OBJECTIVE: Copy the data lines verbatim, beginning at the line that has "svg-text:?vendorname: ?vendorname [735, 499, 804, 511]" and stopping after the line that has "svg-text:price: price [799, 581, 822, 592]".

Region and label listings
+ + + + +
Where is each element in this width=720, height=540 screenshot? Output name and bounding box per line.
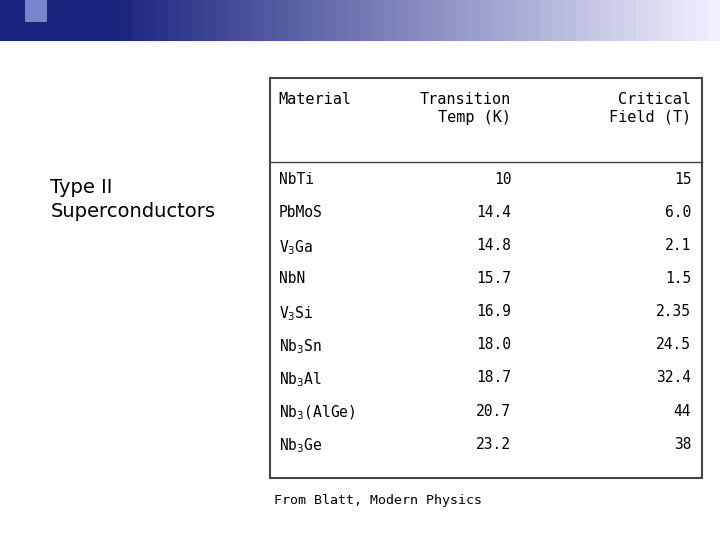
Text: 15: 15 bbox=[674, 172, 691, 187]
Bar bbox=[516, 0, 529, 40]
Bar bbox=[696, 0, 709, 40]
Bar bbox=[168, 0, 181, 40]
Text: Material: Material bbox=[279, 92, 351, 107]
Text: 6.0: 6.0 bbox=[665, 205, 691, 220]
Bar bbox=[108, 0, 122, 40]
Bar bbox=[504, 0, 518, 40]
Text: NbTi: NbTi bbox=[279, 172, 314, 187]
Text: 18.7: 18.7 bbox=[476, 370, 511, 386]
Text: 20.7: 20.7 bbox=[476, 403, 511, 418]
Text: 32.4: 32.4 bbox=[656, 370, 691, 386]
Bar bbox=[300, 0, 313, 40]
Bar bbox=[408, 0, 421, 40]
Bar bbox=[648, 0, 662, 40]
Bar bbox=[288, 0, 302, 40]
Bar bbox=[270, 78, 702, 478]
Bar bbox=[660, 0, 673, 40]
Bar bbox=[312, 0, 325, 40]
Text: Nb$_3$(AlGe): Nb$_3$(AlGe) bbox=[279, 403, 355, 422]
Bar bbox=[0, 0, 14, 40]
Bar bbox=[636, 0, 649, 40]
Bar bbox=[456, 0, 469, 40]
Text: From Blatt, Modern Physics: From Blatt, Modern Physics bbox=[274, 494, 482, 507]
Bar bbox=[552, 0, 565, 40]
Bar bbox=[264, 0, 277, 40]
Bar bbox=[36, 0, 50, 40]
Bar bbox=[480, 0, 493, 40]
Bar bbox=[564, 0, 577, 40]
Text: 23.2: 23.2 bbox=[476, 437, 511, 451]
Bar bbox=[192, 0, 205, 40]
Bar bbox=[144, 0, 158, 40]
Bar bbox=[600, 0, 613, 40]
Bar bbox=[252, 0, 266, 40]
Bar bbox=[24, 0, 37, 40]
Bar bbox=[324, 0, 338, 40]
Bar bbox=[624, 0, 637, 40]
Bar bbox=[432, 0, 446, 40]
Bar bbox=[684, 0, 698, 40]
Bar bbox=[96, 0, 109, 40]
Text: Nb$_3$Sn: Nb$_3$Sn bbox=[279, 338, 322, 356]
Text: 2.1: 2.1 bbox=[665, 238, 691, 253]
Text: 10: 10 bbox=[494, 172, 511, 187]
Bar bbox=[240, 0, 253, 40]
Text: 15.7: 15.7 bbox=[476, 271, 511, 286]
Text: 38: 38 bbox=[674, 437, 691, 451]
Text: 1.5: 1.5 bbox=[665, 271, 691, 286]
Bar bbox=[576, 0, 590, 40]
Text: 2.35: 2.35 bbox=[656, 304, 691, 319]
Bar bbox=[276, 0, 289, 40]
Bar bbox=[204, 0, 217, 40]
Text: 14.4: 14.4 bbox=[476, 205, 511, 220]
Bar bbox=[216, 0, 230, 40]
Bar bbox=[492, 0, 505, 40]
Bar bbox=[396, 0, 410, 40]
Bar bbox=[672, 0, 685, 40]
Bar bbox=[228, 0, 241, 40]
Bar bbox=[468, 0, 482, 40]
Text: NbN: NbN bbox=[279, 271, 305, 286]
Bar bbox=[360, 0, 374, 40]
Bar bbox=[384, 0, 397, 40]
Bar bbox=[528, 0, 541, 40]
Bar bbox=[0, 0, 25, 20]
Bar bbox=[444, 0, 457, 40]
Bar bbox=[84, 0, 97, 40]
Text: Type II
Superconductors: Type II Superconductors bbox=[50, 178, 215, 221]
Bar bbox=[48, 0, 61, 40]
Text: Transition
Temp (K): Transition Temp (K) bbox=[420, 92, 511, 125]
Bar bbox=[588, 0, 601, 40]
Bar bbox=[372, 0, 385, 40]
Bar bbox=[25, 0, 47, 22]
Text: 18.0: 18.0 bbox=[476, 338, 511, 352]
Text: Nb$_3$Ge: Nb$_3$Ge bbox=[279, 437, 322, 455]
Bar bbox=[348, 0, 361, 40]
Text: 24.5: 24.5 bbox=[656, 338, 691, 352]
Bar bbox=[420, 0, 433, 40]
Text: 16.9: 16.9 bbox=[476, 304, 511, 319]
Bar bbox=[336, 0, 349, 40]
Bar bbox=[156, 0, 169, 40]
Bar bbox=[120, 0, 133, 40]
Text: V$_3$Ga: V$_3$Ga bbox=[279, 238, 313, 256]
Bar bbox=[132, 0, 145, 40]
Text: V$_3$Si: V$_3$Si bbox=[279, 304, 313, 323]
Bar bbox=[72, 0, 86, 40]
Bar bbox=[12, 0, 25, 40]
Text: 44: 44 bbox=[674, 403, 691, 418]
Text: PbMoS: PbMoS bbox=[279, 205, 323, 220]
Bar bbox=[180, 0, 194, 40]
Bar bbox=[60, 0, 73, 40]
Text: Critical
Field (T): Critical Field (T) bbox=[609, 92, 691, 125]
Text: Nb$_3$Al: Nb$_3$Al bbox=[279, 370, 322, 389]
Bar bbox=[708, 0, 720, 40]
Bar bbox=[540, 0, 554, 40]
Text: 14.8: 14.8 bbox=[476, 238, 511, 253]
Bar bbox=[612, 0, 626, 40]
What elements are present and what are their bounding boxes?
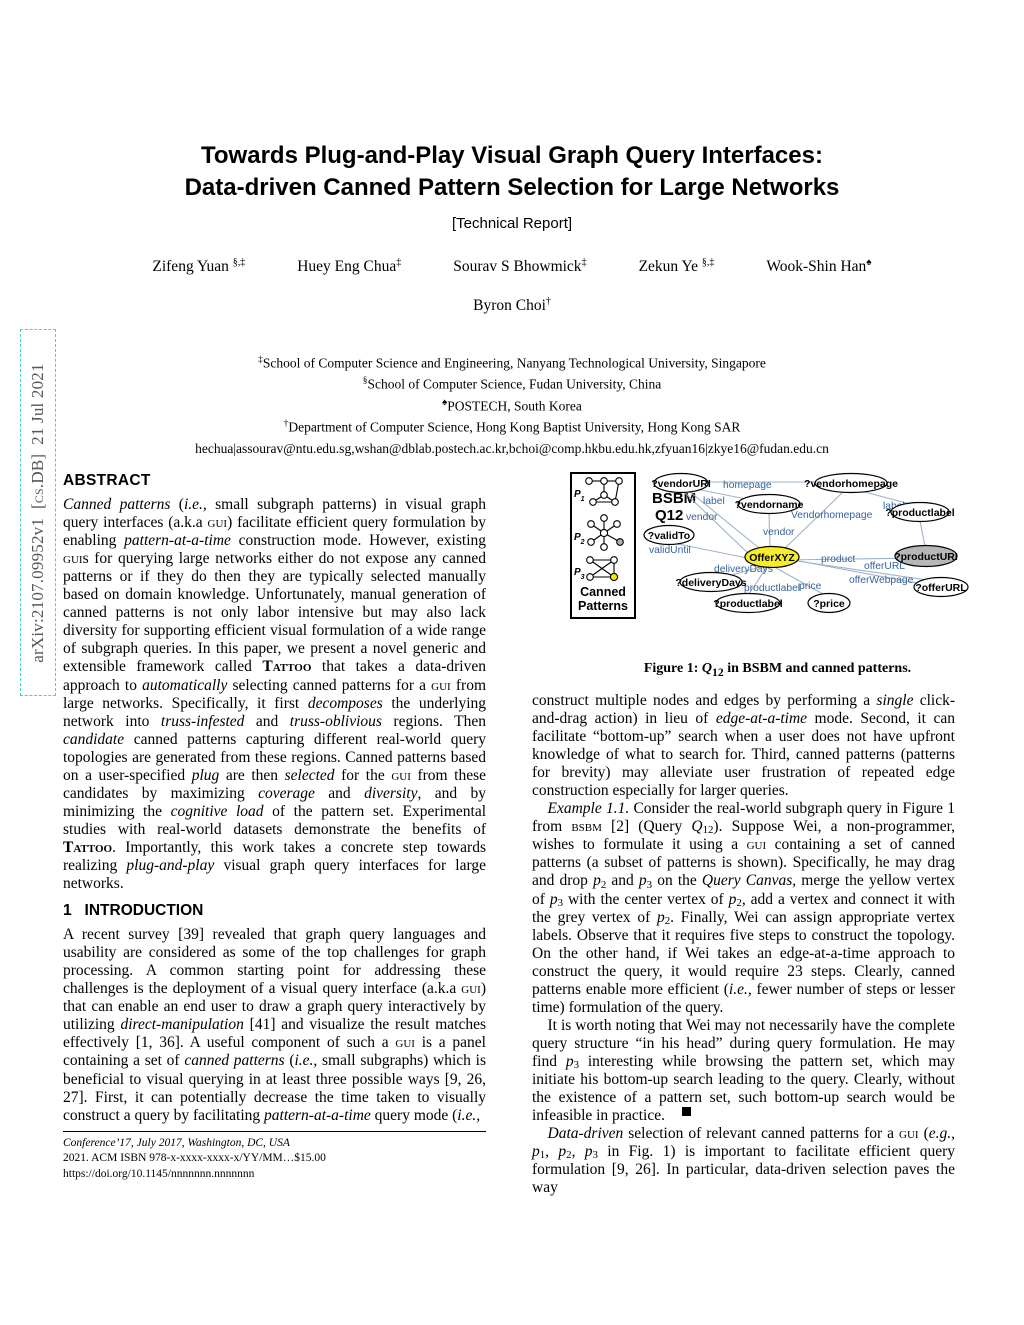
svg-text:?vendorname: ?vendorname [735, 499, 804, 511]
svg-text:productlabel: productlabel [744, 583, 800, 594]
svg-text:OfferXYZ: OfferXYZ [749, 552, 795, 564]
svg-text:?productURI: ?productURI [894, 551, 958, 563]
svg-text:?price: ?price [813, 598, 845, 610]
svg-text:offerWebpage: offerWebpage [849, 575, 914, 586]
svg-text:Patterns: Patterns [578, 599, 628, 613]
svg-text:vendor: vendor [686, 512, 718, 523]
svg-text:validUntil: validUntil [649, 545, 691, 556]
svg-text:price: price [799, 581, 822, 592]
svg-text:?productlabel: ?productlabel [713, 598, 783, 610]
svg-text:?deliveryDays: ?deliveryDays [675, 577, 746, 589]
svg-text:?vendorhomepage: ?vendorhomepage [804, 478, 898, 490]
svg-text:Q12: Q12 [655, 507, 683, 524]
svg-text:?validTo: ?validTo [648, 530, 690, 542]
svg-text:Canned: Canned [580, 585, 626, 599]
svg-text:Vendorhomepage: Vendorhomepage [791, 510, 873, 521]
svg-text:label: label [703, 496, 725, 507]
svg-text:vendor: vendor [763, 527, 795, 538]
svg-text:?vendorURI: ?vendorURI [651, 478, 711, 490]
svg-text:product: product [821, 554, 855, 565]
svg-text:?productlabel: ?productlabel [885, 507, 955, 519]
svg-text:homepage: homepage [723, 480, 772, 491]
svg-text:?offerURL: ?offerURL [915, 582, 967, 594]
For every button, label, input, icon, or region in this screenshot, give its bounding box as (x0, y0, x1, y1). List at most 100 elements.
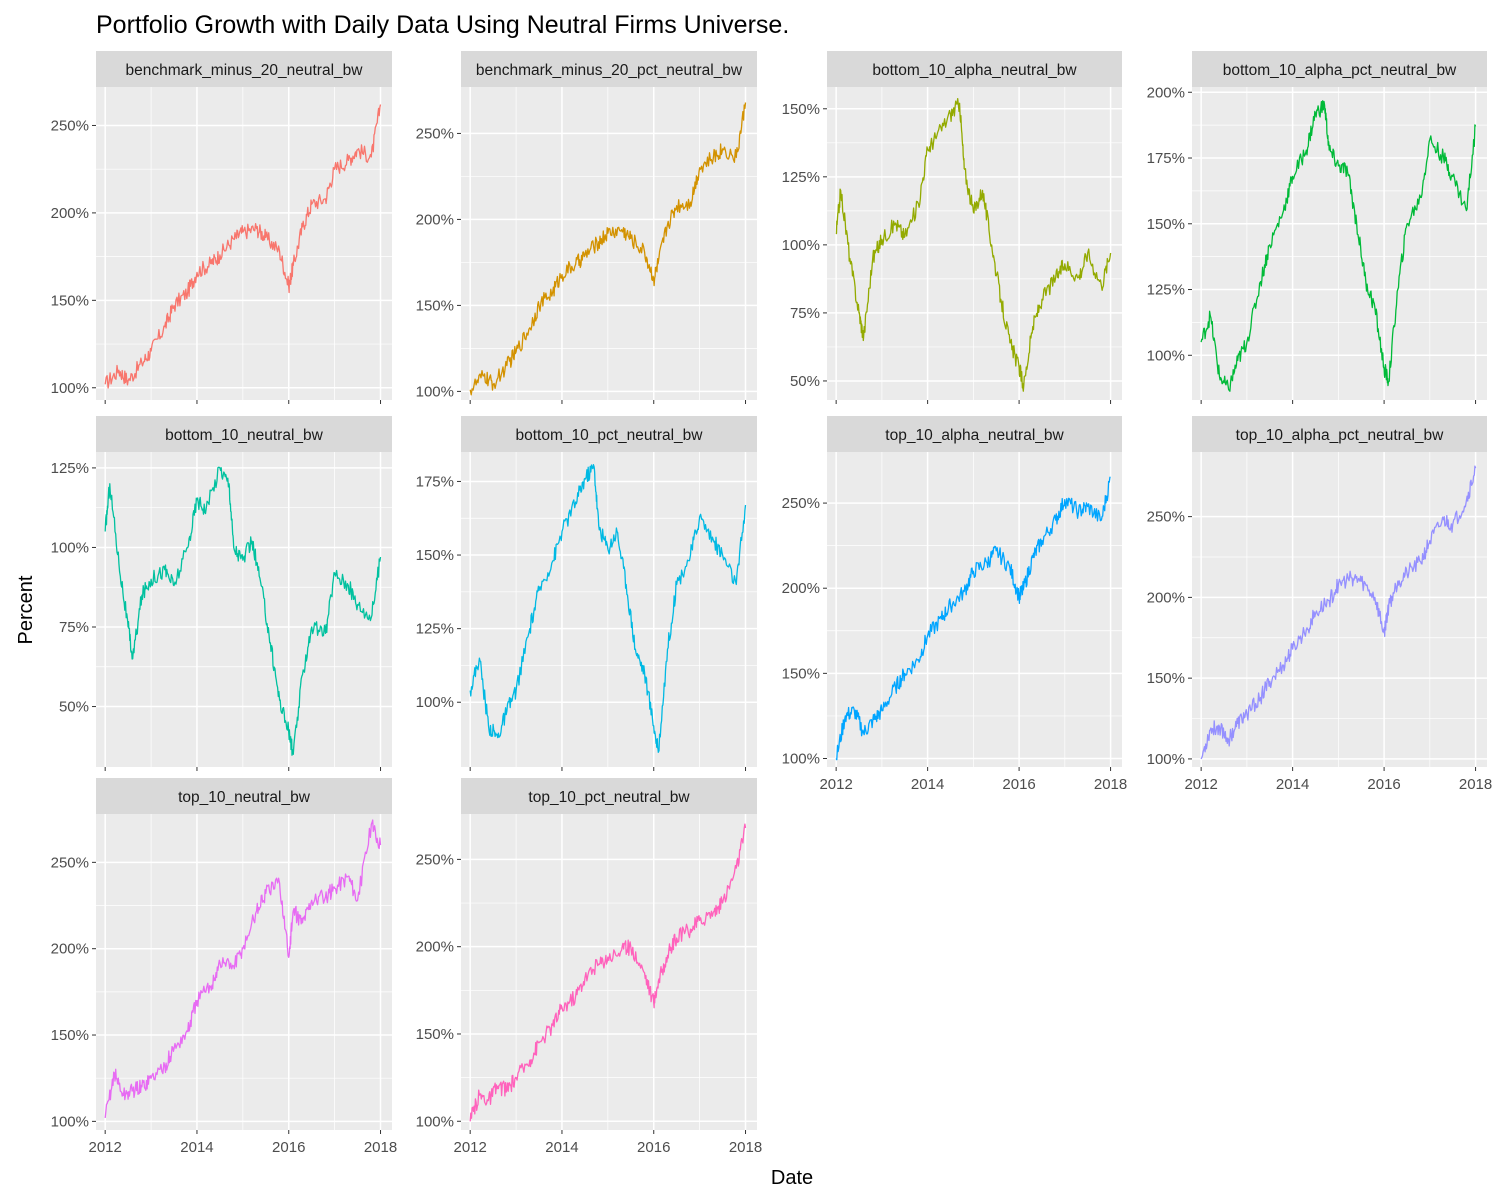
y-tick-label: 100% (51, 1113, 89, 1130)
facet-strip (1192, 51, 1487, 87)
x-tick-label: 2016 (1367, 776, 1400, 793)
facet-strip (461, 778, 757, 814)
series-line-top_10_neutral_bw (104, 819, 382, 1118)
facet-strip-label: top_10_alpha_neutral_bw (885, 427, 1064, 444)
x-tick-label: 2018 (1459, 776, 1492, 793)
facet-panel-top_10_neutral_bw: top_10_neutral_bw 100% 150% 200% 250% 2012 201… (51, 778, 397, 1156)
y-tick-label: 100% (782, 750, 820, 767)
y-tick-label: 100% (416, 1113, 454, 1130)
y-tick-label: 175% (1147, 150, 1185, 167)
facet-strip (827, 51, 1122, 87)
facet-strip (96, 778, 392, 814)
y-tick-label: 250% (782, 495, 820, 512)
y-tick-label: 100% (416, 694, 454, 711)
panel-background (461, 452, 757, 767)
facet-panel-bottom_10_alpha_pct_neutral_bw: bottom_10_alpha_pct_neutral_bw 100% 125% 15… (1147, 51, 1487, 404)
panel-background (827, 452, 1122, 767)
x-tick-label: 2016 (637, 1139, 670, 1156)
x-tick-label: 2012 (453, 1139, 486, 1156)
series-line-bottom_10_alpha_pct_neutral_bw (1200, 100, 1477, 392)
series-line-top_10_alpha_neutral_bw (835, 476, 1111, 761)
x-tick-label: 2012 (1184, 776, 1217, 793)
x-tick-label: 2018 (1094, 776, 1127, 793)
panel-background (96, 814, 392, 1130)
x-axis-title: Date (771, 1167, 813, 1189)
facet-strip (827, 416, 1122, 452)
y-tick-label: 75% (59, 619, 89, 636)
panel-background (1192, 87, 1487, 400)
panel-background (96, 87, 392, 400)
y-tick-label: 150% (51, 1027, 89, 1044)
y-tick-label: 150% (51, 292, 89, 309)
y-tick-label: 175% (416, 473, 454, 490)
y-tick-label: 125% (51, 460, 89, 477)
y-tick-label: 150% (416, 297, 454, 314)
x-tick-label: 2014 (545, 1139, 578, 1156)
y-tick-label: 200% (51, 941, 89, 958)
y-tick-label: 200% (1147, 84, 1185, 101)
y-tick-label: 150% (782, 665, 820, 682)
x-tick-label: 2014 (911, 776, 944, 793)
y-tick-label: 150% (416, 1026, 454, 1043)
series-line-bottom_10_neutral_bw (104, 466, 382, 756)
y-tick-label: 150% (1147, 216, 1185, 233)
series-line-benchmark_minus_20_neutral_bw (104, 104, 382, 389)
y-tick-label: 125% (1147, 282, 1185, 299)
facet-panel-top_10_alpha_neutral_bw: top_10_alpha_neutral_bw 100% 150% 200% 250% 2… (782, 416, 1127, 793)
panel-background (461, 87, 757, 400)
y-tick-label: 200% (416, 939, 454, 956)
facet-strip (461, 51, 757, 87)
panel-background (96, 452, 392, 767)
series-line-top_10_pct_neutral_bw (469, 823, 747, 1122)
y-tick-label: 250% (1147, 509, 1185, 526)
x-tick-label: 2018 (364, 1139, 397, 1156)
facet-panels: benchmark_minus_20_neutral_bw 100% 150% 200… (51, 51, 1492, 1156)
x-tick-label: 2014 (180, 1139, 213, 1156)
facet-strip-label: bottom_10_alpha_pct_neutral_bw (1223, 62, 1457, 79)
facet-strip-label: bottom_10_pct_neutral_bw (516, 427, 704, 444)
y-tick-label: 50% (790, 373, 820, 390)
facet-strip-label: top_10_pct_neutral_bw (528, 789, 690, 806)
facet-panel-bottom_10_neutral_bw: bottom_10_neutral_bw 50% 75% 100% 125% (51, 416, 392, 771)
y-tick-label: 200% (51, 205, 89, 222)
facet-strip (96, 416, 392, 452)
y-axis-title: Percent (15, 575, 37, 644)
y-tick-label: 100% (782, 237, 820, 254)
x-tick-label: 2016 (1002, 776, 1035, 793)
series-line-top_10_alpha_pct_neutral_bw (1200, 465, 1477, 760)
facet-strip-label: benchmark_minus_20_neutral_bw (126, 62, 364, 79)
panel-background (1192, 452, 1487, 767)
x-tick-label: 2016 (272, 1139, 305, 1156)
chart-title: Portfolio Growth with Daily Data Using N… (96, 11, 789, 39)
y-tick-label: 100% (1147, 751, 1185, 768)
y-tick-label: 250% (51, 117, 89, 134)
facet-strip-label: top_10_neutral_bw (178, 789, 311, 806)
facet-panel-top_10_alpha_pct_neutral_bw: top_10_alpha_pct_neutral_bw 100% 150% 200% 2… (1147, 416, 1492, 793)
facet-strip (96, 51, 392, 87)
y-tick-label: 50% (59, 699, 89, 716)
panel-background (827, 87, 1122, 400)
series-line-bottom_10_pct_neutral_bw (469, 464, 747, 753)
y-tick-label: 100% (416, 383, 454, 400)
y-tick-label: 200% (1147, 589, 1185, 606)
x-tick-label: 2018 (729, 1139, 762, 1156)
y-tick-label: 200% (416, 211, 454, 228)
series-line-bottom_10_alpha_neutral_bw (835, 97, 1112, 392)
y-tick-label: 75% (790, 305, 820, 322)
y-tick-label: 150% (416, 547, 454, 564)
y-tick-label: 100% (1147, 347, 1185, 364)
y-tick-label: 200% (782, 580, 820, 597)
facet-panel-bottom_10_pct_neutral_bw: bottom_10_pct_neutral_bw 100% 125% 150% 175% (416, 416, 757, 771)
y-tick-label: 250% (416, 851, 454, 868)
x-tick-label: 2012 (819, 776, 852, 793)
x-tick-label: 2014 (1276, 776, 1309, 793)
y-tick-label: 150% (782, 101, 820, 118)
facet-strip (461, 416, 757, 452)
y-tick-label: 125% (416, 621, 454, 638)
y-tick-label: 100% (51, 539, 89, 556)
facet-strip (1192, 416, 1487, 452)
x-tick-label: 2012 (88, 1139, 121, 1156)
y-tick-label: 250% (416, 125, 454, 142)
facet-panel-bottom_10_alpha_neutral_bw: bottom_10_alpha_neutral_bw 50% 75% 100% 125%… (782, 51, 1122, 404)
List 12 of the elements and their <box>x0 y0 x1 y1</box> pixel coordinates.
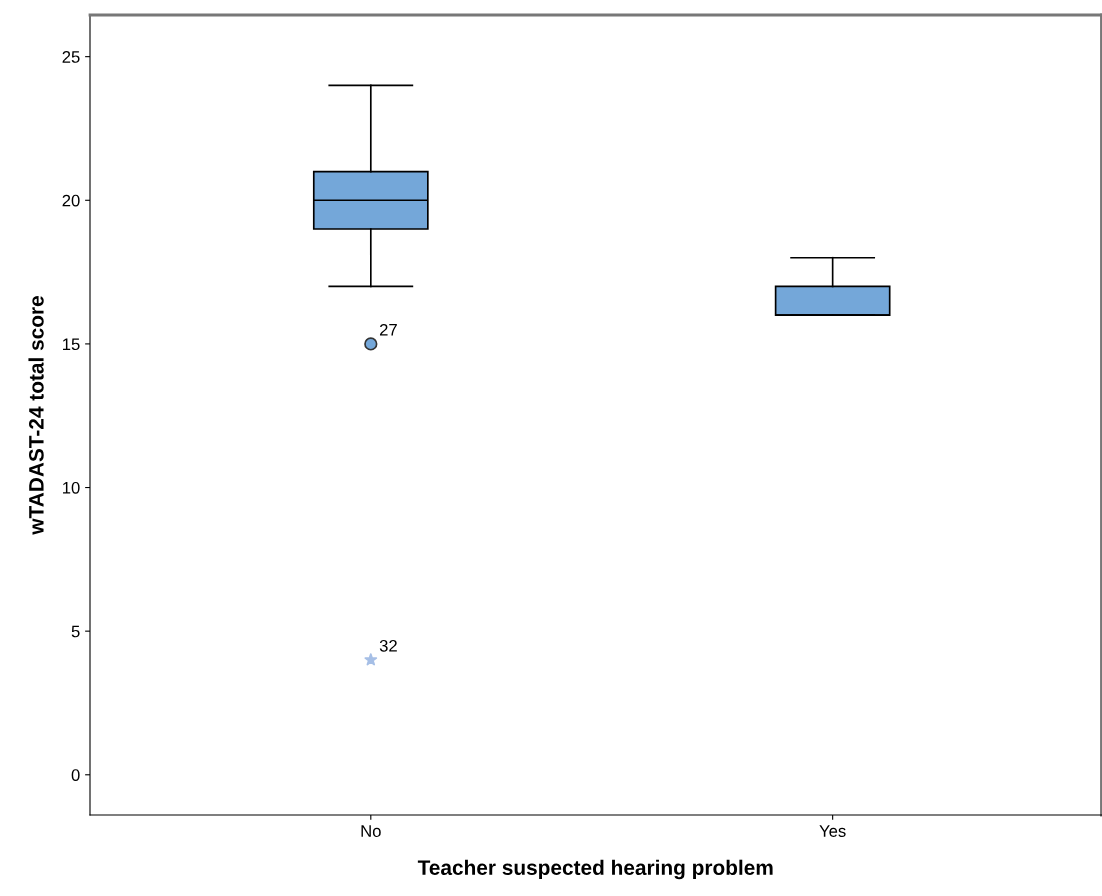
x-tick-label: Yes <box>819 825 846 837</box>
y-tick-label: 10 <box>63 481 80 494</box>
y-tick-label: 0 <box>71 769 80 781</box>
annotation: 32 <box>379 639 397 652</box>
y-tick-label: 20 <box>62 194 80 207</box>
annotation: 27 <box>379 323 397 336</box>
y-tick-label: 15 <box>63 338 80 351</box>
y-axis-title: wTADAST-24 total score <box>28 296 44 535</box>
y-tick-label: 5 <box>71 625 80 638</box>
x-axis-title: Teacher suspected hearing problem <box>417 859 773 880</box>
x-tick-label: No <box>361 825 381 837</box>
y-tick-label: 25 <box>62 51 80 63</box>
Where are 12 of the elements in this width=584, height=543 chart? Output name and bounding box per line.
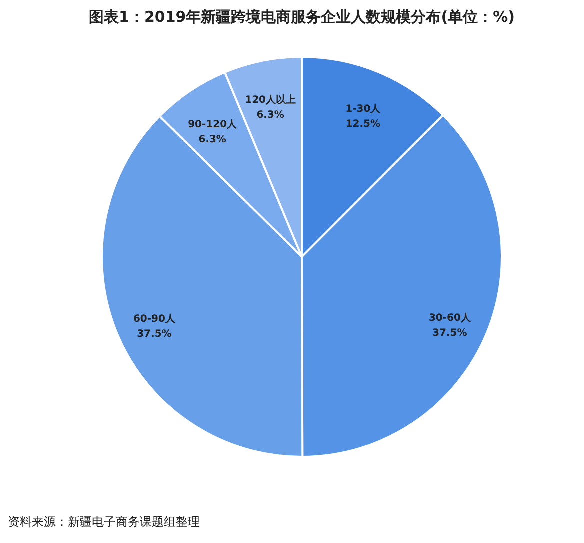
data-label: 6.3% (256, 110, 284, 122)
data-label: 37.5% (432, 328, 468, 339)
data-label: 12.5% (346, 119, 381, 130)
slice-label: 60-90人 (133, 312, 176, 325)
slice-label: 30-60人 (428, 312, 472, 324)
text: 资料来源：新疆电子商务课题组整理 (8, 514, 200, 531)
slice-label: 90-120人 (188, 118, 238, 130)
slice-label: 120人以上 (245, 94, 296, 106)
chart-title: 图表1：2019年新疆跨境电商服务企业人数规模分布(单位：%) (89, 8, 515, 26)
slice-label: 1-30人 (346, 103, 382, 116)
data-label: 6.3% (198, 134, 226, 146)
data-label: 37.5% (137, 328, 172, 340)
+ + + + +
OUTPUT FOR THIS EXERCISE:
svg-text:?vendorname: ?vendorname [735, 499, 804, 511]
svg-text:productlabel: productlabel [744, 583, 800, 594]
svg-text:OfferXYZ: OfferXYZ [749, 552, 795, 564]
svg-text:?productURI: ?productURI [894, 551, 958, 563]
svg-text:?price: ?price [813, 598, 845, 610]
svg-text:offerWebpage: offerWebpage [849, 575, 914, 586]
svg-text:Patterns: Patterns [578, 599, 628, 613]
svg-text:vendor: vendor [686, 512, 718, 523]
svg-text:validUntil: validUntil [649, 545, 691, 556]
svg-text:price: price [799, 581, 822, 592]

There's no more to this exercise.